## What to produce
Locate the word "иных" in the entries below, then gather every line that holds it.
────
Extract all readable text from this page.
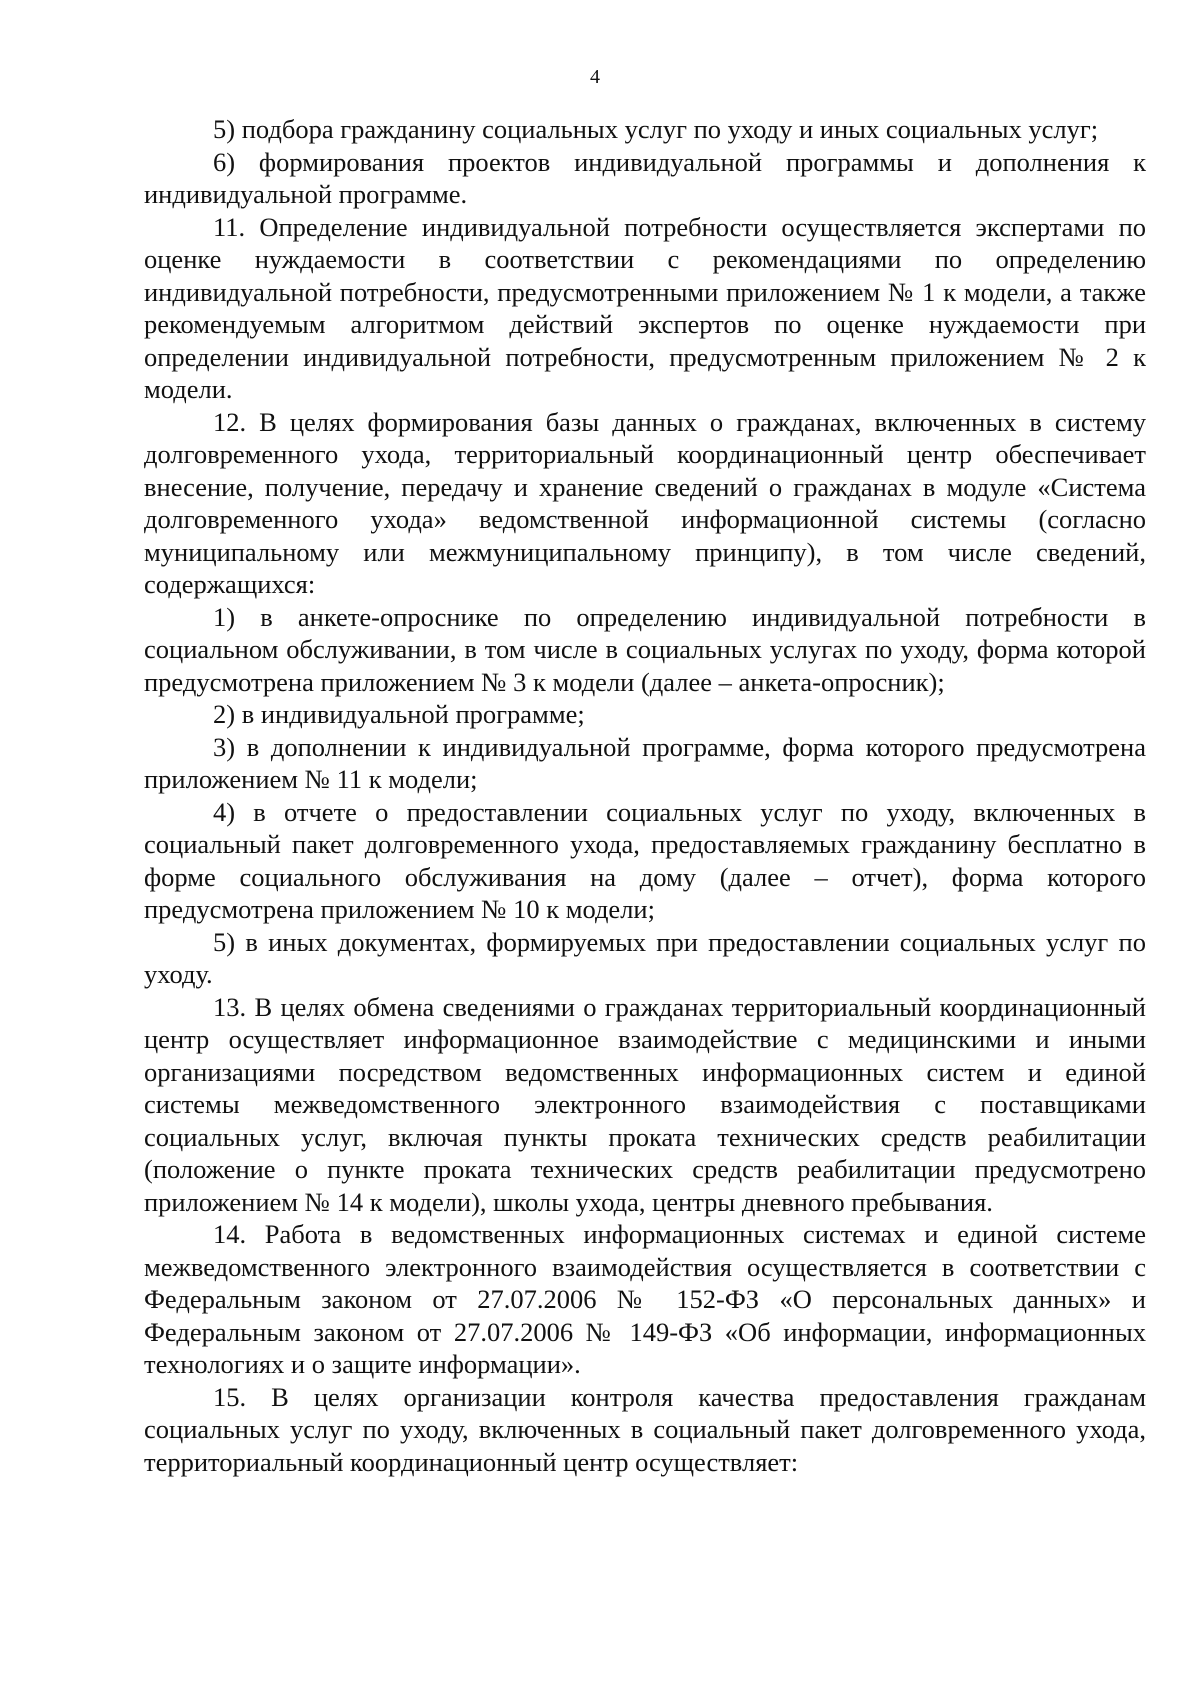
4

5) подбора гражданину социальных услуг по уходу и иных социальных услуг;

6) формирования проектов индивидуальной программы и дополнения к индивидуальной программе.

11. Определение индивидуальной потребности осуществляется экспертами по оценке нуждаемости в соответствии с рекомендациями по определению индивидуальной потребности, предусмотренными приложением № 1 к модели, а также рекомендуемым алгоритмом действий экспертов по оценке нуждаемости при определении индивидуальной потребности, предусмотренным приложением № 2 к модели.

12. В целях формирования базы данных о гражданах, включенных в систему долговременного ухода, территориальный координационный центр обеспечивает внесение, получение, передачу и хранение сведений о гражданах в модуле «Система долговременного ухода» ведомственной информационной системы (согласно муниципальному или межмуниципальному принципу), в том числе сведений, содержащихся:

1) в анкете-опроснике по определению индивидуальной потребности в социальном обслуживании, в том числе в социальных услугах по уходу, форма которой предусмотрена приложением № 3 к модели (далее – анкета-опросник);

2) в индивидуальной программе;

3) в дополнении к индивидуальной программе, форма которого предусмотрена приложением № 11 к модели;

4) в отчете о предоставлении социальных услуг по уходу, включенных в социальный пакет долговременного ухода, предоставляемых гражданину бесплатно в форме социального обслуживания на дому (далее – отчет), форма которого предусмотрена приложением № 10 к модели;

5) в иных документах, формируемых при предоставлении социальных услуг по уходу.

13. В целях обмена сведениями о гражданах территориальный координационный центр осуществляет информационное взаимодействие с медицинскими и иными организациями посредством ведомственных информационных систем и единой системы межведомственного электронного взаимодействия с поставщиками социальных услуг, включая пункты проката технических средств реабилитации (положение о пункте проката технических средств реабилитации предусмотрено приложением № 14 к модели), школы ухода, центры дневного пребывания.

14. Работа в ведомственных информационных системах и единой системе межведомственного электронного взаимодействия осуществляется в соответствии с Федеральным законом от 27.07.2006 № 152-ФЗ «О персональных данных» и Федеральным законом от 27.07.2006 № 149-ФЗ «Об информации, информационных технологиях и о защите информации».

15. В целях организации контроля качества предоставления гражданам социальных услуг по уходу, включенных в социальный пакет долговременного ухода, территориальный координационный центр осуществляет:
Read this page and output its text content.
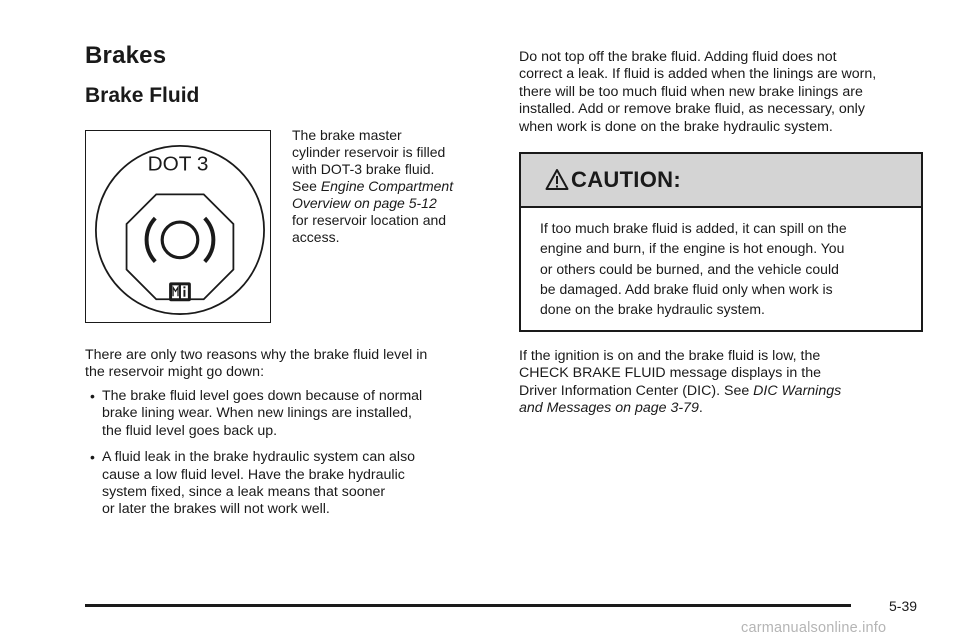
Brakes
Brake Fluid
DOT 3
The brake master
cylinder reservoir is filled
with DOT-3 brake fluid.
See Engine Compartment
Overview on page 5-12
for reservoir location and
access.
There are only two reasons why the brake fluid level in
the reservoir might go down:
• The brake fluid level goes down because of normal
brake lining wear. When new linings are installed,
the fluid level goes back up.
• A fluid leak in the brake hydraulic system can also
cause a low fluid level. Have the brake hydraulic
system fixed, since a leak means that sooner
or later the brakes will not work well.
Do not top off the brake fluid. Adding fluid does not
correct a leak. If fluid is added when the linings are worn,
there will be too much fluid when new brake linings are
installed. Add or remove brake fluid, as necessary, only
when work is done on the brake hydraulic system.
CAUTION:
If too much brake fluid is added, it can spill on the
engine and burn, if the engine is hot enough. You
or others could be burned, and the vehicle could
be damaged. Add brake fluid only when work is
done on the brake hydraulic system.
If the ignition is on and the brake fluid is low, the
CHECK BRAKE FLUID message displays in the
Driver Information Center (DIC). See DIC Warnings
and Messages on page 3-79.
5-39
carmanualsonline.info
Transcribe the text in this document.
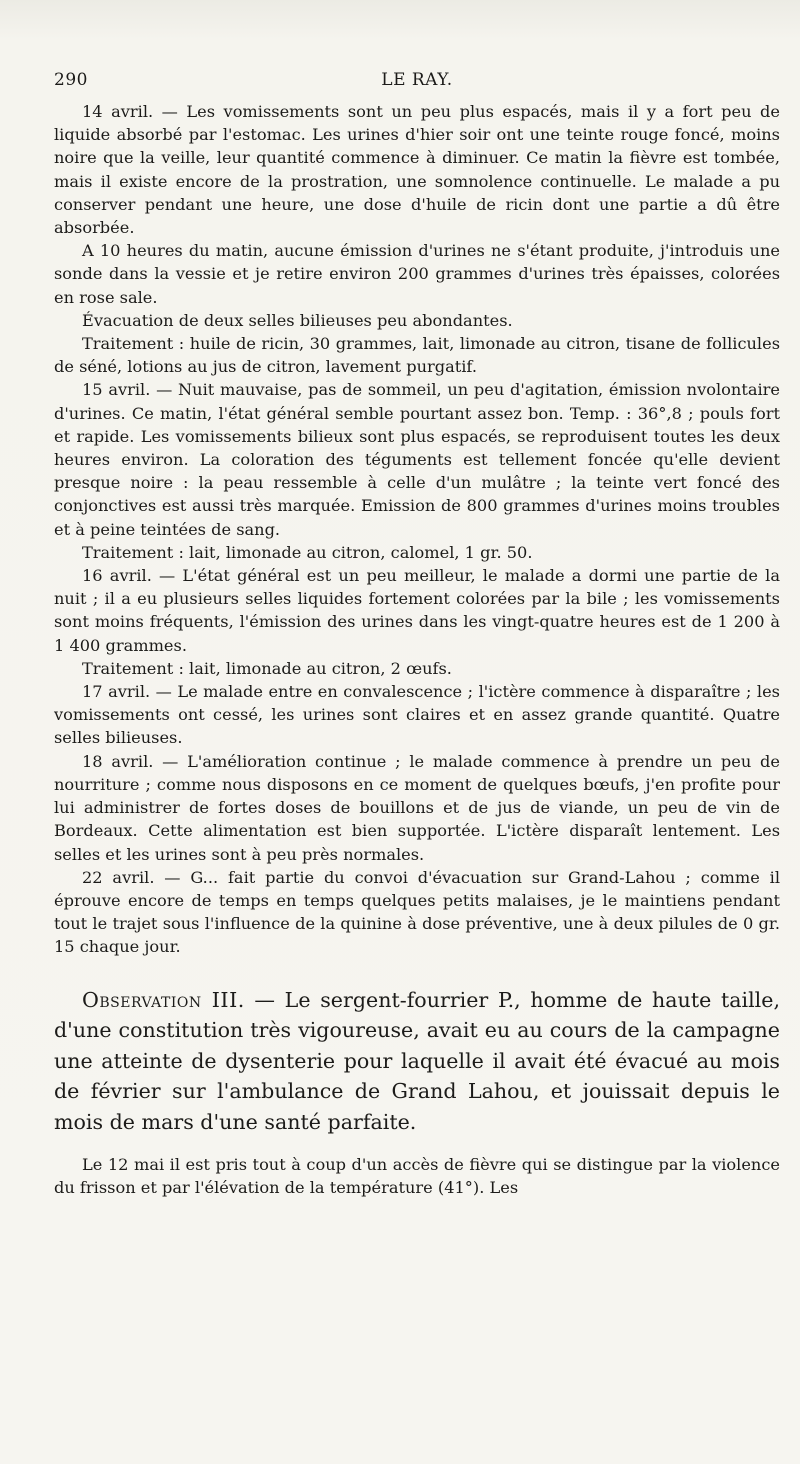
290	LE RAY.

14 avril. — Les vomissements sont un peu plus espacés, mais il y a fort peu de liquide absorbé par l'estomac. Les urines d'hier soir ont une teinte rouge foncé, moins noire que la veille, leur quantité commence à diminuer. Ce matin la fièvre est tombée, mais il existe encore de la prostration, une somnolence continuelle. Le malade a pu conserver pendant une heure, une dose d'huile de ricin dont une partie a dû être absorbée.

A 10 heures du matin, aucune émission d'urines ne s'étant produite, j'introduis une sonde dans la vessie et je retire environ 200 grammes d'urines très épaisses, colorées en rose sale.

Évacuation de deux selles bilieuses peu abondantes.

Traitement : huile de ricin, 30 grammes, lait, limonade au citron, tisane de follicules de séné, lotions au jus de citron, lavement purgatif.

15 avril. — Nuit mauvaise, pas de sommeil, un peu d'agitation, émission nvolontaire d'urines. Ce matin, l'état général semble pourtant assez bon. Temp. : 36°,8 ; pouls fort et rapide. Les vomissements bilieux sont plus espacés, se reproduisent toutes les deux heures environ. La coloration des téguments est tellement foncée qu'elle devient presque noire : la peau ressemble à celle d'un mulâtre ; la teinte vert foncé des conjonctives est aussi très marquée. Emission de 800 grammes d'urines moins troubles et à peine teintées de sang.

Traitement : lait, limonade au citron, calomel, 1 gr. 50.

16 avril. — L'état général est un peu meilleur, le malade a dormi une partie de la nuit ; il a eu plusieurs selles liquides fortement colorées par la bile ; les vomissements sont moins fréquents, l'émission des urines dans les vingt-quatre heures est de 1 200 à 1 400 grammes.

Traitement : lait, limonade au citron, 2 œufs.

17 avril. — Le malade entre en convalescence ; l'ictère commence à disparaître ; les vomissements ont cessé, les urines sont claires et en assez grande quantité. Quatre selles bilieuses.

18 avril. — L'amélioration continue ; le malade commence à prendre un peu de nourriture ; comme nous disposons en ce moment de quelques bœufs, j'en profite pour lui administrer de fortes doses de bouillons et de jus de viande, un peu de vin de Bordeaux. Cette alimentation est bien supportée. L'ictère disparaît lentement. Les selles et les urines sont à peu près normales.

22 avril. — G... fait partie du convoi d'évacuation sur Grand-Lahou ; comme il éprouve encore de temps en temps quelques petits malaises, je le maintiens pendant tout le trajet sous l'influence de la quinine à dose préventive, une à deux pilules de 0 gr. 15 chaque jour.

Observation III. — Le sergent-fourrier P., homme de haute taille, d'une constitution très vigoureuse, avait eu au cours de la campagne une atteinte de dysenterie pour laquelle il avait été évacué au mois de février sur l'ambulance de Grand Lahou, et jouissait depuis le mois de mars d'une santé parfaite.

Le 12 mai il est pris tout à coup d'un accès de fièvre qui se distingue par la violence du frisson et par l'élévation de la température (41°). Les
────
## Task response
5) подбора гражданину социальных услуг по уходу и иных социальных услуг;
5) в иных документах, формируемых при предоставлении социальных услуг по уходу.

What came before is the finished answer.